_What is required_. Identify every line in the records below that contains the word "первой", and copy each of those lines.

-- start of Data extract --

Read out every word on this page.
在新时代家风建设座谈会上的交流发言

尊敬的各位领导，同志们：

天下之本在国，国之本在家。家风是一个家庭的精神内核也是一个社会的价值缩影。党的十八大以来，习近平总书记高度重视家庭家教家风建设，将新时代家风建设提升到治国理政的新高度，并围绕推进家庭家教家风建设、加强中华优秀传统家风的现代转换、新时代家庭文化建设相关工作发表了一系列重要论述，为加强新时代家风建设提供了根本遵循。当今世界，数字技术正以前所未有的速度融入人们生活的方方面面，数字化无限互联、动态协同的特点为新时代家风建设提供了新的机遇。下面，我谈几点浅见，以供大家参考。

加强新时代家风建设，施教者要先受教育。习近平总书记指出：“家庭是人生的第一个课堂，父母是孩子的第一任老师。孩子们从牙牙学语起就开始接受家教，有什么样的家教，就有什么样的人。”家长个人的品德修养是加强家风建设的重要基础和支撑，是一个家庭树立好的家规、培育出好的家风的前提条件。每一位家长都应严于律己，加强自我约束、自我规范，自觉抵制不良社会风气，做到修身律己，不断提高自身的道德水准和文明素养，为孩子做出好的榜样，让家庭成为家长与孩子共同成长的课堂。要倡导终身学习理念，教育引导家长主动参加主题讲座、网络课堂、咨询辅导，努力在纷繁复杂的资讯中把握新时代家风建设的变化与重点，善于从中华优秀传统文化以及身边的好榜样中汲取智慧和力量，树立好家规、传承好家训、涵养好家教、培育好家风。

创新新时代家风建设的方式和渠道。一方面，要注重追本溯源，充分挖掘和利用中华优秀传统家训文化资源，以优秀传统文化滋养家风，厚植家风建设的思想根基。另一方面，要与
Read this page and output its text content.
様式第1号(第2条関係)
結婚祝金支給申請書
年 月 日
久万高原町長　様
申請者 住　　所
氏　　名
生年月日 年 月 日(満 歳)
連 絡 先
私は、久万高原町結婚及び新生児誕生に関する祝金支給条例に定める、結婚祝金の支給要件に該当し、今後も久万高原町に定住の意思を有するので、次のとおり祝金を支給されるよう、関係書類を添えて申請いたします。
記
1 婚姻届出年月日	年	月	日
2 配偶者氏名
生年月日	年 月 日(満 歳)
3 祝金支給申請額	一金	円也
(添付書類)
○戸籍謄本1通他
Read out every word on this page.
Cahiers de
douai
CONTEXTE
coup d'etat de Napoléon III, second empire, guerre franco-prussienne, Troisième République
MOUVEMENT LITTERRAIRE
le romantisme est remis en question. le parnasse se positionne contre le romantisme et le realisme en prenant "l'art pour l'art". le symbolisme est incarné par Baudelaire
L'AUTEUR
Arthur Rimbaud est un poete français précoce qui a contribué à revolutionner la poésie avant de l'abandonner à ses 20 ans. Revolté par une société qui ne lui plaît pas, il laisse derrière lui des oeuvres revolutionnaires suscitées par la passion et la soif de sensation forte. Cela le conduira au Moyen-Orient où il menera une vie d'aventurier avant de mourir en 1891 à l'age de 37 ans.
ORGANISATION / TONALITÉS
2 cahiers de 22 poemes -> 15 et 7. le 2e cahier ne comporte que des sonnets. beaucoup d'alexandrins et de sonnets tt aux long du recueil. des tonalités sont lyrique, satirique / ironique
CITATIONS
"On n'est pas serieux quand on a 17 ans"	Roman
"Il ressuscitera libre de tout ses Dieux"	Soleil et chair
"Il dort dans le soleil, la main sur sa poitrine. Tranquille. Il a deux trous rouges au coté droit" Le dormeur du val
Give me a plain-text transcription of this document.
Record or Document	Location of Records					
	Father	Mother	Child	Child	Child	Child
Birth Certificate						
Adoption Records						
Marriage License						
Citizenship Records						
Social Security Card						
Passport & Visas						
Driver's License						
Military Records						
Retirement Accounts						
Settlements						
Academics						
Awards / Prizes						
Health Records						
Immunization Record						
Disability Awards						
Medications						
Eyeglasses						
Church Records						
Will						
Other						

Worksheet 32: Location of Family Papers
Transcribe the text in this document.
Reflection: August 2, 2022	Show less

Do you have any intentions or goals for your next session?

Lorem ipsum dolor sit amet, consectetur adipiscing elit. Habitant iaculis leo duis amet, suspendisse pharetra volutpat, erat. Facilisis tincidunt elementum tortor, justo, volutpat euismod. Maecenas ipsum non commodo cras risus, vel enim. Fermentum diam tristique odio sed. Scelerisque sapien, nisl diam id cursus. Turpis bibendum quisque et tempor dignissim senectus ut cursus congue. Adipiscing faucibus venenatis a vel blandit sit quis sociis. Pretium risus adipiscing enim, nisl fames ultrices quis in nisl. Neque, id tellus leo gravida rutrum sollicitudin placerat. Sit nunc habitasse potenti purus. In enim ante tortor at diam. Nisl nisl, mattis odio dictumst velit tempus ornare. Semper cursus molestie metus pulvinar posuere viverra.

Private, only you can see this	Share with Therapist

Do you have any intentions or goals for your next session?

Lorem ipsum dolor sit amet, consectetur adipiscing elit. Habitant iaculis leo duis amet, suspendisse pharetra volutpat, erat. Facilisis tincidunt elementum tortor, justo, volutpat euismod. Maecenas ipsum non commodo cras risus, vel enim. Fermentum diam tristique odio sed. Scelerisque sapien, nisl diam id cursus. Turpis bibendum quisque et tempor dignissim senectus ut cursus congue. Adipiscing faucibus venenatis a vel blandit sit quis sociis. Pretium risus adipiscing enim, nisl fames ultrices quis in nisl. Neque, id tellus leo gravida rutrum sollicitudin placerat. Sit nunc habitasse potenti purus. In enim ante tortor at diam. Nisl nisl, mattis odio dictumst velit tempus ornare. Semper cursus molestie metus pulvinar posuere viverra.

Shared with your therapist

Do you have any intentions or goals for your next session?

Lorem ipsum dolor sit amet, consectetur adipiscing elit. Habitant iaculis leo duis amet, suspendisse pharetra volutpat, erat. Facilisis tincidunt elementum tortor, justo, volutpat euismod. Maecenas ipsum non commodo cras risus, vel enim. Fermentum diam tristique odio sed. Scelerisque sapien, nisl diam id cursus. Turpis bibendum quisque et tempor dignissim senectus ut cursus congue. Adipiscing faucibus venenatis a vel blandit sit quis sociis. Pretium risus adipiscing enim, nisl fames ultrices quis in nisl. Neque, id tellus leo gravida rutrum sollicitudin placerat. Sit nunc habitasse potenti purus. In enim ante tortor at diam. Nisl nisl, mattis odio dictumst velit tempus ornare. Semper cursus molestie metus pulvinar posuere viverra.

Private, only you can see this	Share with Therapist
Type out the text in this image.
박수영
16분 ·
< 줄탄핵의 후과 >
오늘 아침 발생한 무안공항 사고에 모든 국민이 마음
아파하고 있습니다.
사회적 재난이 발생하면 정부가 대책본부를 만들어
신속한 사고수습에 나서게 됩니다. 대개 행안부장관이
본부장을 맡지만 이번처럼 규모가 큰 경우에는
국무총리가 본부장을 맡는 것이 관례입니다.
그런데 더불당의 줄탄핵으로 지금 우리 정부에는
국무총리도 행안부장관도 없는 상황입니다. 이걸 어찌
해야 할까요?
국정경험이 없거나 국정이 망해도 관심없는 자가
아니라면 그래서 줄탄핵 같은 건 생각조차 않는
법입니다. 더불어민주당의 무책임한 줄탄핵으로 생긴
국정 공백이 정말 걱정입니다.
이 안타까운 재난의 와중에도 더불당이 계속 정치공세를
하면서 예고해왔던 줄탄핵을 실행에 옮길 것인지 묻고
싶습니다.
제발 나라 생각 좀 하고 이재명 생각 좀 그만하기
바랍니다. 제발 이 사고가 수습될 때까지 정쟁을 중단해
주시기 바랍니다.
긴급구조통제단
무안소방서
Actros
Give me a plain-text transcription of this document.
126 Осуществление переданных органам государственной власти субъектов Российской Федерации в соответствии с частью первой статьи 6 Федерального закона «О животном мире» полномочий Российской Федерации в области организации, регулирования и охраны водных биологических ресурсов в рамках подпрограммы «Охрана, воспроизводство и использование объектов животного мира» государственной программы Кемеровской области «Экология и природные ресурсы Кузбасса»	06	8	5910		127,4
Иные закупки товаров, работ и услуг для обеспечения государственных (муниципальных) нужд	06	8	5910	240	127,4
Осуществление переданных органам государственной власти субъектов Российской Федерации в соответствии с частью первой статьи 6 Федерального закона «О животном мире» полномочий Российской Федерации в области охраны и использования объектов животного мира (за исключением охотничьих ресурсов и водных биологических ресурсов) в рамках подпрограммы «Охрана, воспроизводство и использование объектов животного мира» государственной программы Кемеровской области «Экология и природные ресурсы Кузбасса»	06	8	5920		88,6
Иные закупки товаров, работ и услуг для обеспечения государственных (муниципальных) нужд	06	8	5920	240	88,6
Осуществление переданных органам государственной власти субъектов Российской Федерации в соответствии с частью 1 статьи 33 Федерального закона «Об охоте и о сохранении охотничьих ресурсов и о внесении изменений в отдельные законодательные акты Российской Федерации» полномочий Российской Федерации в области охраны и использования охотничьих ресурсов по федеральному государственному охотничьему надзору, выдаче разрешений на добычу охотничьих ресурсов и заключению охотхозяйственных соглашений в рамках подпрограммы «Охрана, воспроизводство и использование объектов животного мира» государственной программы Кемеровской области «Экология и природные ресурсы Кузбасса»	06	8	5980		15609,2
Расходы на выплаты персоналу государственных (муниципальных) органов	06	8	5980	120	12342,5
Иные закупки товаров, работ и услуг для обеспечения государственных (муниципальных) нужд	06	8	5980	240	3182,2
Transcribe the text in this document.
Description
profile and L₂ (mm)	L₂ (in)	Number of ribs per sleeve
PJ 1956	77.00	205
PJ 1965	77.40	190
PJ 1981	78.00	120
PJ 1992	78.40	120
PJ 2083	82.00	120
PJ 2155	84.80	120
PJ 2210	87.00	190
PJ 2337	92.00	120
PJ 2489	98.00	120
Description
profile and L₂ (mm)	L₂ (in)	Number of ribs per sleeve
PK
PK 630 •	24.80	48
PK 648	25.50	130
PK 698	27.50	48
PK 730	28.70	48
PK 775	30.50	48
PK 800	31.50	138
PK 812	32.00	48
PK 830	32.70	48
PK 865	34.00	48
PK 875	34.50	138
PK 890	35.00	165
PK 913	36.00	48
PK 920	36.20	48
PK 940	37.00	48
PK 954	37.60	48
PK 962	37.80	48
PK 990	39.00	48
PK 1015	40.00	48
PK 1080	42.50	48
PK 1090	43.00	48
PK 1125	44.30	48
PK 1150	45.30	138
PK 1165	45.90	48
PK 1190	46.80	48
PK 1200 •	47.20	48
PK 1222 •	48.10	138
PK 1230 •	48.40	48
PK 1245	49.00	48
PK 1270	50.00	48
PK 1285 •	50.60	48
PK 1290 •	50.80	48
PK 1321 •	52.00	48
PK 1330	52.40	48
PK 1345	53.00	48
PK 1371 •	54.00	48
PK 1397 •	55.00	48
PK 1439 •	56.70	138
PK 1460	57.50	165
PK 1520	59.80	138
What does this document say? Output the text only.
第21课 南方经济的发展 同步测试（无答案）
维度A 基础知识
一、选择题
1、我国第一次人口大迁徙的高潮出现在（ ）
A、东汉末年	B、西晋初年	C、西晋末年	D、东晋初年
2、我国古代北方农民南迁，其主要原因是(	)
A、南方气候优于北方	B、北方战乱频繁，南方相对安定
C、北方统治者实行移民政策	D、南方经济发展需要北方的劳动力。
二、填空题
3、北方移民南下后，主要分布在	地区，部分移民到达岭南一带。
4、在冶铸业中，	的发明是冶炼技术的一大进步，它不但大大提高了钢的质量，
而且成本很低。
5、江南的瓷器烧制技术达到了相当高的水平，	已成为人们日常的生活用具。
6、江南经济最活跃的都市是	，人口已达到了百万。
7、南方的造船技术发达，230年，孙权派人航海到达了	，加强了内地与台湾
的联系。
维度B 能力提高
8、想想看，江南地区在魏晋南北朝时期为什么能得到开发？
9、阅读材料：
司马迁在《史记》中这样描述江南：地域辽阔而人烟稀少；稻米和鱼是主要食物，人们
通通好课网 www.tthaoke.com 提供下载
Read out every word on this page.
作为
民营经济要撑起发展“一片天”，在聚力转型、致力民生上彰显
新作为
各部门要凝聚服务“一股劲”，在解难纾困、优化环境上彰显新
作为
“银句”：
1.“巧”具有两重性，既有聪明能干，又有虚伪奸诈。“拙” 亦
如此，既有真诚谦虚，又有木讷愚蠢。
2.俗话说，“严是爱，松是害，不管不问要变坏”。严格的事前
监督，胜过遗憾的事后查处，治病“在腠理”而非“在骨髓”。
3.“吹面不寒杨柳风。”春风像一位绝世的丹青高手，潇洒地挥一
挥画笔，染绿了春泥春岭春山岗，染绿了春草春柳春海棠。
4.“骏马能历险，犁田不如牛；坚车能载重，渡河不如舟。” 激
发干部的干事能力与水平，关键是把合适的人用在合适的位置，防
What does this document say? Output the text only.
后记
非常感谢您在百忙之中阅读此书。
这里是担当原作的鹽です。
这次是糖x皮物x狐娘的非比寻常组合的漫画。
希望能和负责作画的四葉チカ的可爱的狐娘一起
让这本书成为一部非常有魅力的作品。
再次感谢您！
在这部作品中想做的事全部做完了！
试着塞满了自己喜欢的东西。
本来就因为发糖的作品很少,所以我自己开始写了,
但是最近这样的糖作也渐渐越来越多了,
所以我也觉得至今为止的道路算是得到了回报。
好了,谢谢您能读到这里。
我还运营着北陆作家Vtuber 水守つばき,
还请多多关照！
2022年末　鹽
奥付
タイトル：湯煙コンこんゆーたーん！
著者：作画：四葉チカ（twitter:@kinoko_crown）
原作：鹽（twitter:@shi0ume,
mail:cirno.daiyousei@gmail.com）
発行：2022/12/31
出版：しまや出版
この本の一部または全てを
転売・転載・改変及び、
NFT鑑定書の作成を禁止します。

-- end of Data extract --

_Answer to the task_.
126 Осуществление переданных органам государственной власти субъектов Российской Федерации в соответствии с частью первой статьи 6 Федерального закона «О животном мире» полномочий Российской Федерации в области организации, регулирования и охраны водных биологических ресурсов в рамках подпрограммы «Охрана, воспроизводство и использование объектов животного мира» государственной программы Кемеровской области «Экология и природные ресурсы Кузбасса»	06	8	5910		127,4
Осуществление переданных органам государственной власти субъектов Российской Федерации в соответствии с частью первой статьи 6 Федерального закона «О животном мире» полномочий Российской Федерации в области охраны и использования объектов животного мира (за исключением охотничьих ресурсов и водных биологических ресурсов) в рамках подпрограммы «Охрана, воспроизводство и использование объектов животного мира» государственной программы Кемеровской области «Экология и природные ресурсы Кузбасса»	06	8	5920		88,6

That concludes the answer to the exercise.